**Task objective**
Locate every line in the entries that contains the word "screenshot" and copy each of those lines.

**Supplied records**
╭──

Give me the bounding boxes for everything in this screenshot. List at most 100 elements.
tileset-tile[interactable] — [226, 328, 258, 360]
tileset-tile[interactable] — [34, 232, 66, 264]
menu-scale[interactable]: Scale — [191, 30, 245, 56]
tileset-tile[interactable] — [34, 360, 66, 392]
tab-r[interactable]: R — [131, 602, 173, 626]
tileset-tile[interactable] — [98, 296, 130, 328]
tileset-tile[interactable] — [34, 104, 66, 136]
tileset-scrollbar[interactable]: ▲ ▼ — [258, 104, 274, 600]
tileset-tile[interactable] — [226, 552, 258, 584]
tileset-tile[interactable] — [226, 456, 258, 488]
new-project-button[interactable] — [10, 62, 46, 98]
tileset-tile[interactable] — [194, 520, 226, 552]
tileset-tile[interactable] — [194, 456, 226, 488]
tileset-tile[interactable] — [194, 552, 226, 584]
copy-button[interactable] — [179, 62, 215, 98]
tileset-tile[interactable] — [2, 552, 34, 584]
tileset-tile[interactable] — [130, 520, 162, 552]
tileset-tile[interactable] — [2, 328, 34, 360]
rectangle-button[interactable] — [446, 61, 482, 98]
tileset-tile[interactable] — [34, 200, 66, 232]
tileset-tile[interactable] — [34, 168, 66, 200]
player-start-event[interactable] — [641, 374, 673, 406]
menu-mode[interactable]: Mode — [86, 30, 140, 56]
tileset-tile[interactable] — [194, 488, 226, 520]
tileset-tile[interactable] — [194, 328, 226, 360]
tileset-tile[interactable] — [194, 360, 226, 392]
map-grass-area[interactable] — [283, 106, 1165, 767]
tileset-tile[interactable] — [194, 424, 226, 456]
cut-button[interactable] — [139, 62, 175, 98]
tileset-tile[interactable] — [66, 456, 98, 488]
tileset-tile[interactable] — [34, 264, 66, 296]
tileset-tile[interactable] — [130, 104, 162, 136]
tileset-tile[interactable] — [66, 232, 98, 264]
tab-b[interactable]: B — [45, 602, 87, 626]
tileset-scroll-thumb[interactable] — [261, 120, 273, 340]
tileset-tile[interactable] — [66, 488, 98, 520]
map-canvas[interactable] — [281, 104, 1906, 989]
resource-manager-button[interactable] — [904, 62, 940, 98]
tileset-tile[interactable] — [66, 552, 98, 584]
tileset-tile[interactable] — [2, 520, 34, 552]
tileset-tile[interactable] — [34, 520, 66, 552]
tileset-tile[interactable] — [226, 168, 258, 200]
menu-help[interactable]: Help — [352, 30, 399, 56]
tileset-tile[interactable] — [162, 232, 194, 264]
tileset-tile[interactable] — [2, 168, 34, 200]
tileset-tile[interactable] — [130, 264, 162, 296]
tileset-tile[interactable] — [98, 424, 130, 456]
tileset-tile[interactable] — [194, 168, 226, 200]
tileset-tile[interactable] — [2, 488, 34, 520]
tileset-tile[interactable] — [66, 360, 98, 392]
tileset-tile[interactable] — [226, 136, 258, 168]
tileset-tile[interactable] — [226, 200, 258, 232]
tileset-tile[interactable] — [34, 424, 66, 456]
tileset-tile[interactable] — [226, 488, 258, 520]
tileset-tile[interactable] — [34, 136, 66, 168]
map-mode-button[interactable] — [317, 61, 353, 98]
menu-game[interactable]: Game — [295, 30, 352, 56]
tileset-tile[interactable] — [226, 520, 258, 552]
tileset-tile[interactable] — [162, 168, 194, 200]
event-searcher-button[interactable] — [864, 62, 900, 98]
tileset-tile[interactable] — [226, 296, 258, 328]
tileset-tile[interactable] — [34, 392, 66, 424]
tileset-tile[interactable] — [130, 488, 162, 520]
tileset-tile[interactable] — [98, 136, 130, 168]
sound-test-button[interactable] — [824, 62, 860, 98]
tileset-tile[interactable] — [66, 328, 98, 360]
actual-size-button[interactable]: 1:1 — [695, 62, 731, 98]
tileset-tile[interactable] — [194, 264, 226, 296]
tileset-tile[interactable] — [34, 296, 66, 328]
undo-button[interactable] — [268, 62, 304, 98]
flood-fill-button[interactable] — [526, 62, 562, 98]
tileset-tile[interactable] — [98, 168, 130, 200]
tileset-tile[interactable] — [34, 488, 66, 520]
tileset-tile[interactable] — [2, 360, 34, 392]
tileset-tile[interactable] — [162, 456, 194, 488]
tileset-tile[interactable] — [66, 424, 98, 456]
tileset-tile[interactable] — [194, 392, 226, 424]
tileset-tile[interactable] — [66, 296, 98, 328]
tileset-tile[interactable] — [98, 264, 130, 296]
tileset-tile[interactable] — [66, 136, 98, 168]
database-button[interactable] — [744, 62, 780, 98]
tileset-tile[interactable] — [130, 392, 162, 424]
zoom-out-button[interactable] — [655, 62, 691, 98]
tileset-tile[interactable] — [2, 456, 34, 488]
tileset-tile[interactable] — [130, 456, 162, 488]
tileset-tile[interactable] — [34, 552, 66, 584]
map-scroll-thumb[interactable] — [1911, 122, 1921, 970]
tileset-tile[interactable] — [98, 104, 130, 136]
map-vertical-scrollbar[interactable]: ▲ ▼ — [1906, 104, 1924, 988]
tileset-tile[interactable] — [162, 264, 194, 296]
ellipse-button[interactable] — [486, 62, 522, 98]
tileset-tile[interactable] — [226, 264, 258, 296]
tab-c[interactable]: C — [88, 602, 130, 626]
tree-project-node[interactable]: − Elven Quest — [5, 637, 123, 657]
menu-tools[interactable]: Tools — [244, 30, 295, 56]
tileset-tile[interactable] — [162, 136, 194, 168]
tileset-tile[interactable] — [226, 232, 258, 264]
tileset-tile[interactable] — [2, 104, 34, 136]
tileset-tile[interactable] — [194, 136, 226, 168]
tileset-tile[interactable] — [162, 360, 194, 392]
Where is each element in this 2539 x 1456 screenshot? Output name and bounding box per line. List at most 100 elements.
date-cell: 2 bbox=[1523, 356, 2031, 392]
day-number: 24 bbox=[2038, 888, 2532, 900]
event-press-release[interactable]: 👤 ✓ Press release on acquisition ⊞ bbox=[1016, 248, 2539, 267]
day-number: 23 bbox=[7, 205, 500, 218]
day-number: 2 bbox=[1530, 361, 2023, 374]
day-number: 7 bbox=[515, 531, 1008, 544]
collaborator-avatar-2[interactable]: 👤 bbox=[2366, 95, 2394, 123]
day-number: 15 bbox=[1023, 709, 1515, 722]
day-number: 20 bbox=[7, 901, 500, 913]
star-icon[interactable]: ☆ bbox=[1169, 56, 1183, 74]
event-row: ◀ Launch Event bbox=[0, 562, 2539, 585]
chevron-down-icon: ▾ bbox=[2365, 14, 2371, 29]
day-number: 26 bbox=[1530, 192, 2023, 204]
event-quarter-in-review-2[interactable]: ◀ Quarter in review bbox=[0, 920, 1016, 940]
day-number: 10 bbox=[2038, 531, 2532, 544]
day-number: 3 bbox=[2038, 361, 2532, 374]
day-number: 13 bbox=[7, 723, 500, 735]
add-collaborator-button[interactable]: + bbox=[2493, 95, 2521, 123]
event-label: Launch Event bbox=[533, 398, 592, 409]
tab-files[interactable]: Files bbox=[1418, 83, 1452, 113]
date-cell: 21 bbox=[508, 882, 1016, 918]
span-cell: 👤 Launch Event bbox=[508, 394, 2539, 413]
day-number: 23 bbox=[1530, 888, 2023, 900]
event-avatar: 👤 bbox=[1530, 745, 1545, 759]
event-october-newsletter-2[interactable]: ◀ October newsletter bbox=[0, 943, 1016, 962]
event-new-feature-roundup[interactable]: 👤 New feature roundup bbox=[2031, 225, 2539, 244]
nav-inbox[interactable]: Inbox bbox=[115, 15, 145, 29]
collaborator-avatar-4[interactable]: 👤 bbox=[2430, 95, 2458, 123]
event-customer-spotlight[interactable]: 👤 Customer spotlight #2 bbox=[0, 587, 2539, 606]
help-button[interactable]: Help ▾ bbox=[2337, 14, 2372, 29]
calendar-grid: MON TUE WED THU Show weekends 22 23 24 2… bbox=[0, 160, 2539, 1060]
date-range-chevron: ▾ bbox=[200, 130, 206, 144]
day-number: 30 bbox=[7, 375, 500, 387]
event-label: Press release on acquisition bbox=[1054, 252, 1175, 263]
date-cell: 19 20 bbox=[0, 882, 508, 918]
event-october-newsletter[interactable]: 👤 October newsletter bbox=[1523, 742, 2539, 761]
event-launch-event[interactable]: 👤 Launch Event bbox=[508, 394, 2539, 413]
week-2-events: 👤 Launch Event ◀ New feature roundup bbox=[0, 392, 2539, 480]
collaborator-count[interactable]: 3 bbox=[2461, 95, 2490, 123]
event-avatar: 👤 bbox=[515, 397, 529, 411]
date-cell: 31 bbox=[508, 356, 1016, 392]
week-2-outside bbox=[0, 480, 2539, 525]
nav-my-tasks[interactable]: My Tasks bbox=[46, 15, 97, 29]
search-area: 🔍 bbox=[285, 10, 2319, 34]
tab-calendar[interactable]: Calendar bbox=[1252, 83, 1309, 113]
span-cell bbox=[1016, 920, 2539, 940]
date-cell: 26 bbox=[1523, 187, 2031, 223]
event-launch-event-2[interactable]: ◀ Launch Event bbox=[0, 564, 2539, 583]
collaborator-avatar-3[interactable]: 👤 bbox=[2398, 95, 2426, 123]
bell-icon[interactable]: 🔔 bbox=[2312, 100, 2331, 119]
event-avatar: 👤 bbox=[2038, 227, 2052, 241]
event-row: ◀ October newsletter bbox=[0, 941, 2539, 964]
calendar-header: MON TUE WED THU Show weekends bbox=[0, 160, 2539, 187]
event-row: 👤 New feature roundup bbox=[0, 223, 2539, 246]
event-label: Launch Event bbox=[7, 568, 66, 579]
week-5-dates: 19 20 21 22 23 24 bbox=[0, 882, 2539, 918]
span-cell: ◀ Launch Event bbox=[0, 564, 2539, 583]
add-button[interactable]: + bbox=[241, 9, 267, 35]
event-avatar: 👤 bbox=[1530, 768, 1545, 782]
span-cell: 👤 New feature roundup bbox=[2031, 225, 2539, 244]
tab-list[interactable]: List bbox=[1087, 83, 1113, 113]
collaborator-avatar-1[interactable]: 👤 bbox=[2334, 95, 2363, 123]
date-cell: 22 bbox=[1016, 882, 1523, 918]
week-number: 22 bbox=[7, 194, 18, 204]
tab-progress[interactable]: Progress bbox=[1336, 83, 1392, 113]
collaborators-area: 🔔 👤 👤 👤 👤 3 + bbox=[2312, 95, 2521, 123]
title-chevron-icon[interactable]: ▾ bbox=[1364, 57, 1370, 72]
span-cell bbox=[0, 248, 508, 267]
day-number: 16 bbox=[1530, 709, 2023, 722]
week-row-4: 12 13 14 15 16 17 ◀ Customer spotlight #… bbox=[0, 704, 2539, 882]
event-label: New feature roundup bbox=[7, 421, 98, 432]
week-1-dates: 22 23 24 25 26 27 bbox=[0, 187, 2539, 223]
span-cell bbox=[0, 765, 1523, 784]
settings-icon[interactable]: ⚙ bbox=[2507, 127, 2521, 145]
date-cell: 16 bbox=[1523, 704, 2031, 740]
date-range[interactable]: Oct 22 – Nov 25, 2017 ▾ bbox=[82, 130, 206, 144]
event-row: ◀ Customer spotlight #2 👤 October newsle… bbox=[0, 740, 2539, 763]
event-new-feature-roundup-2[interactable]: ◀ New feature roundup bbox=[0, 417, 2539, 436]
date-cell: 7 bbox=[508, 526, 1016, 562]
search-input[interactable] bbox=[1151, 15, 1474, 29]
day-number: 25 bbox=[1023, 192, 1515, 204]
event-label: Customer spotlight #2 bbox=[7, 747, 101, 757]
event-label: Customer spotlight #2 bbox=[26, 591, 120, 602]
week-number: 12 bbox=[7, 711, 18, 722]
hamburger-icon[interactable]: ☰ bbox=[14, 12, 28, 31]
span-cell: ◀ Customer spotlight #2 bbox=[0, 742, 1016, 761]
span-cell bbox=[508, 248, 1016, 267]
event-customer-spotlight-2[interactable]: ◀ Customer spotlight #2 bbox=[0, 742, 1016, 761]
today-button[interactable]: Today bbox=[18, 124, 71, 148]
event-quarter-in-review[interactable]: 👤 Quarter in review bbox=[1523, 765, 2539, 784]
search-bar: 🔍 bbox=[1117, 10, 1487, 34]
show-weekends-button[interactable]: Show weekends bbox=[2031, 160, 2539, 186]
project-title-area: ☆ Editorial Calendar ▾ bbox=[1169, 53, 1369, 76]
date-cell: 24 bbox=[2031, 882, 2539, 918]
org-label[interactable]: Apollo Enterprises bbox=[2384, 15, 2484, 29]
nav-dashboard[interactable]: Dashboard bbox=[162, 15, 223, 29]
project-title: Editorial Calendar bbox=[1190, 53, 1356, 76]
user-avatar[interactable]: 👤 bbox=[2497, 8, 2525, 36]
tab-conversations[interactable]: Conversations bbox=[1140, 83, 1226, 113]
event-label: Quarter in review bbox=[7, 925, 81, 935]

╰──

**Solution to this problem**
Give me the bounding boxes for everything in this screenshot. List at most 100 elements.
Where is each element in this 2539 x 1456 screenshot? Output name and bounding box per line. List at most 100 elements.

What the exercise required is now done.